- [THE REQUEST]
Copy each line of the material below that includes the string "text".

- [DATA LISTING]
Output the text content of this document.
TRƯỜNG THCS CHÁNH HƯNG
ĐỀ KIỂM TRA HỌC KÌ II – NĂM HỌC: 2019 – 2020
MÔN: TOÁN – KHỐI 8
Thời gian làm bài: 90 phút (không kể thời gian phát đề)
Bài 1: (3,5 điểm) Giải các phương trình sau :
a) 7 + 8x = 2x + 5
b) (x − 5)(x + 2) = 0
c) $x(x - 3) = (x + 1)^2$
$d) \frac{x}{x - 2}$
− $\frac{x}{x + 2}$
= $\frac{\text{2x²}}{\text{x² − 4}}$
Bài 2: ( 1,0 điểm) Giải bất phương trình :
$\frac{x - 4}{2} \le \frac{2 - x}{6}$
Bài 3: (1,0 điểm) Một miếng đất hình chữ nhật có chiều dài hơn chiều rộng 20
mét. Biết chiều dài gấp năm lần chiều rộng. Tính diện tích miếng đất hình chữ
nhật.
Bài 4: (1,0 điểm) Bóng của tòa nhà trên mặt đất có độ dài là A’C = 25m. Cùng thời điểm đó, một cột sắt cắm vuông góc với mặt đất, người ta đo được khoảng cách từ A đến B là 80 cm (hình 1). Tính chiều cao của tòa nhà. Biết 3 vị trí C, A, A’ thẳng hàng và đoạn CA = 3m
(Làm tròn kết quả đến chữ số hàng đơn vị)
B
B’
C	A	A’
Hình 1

--

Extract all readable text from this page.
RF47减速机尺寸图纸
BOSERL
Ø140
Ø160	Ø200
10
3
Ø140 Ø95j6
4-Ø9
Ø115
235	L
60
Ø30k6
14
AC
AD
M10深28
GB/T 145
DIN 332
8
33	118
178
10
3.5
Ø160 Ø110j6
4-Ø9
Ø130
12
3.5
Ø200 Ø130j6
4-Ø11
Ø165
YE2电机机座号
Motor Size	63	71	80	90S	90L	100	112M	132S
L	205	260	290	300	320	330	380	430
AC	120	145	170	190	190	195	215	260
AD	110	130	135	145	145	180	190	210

- [RESULT BELOW]
Output the text content of this document.
= $\frac{\text{2x²}}{\text{x² − 4}}$
Extract all readable text from this page.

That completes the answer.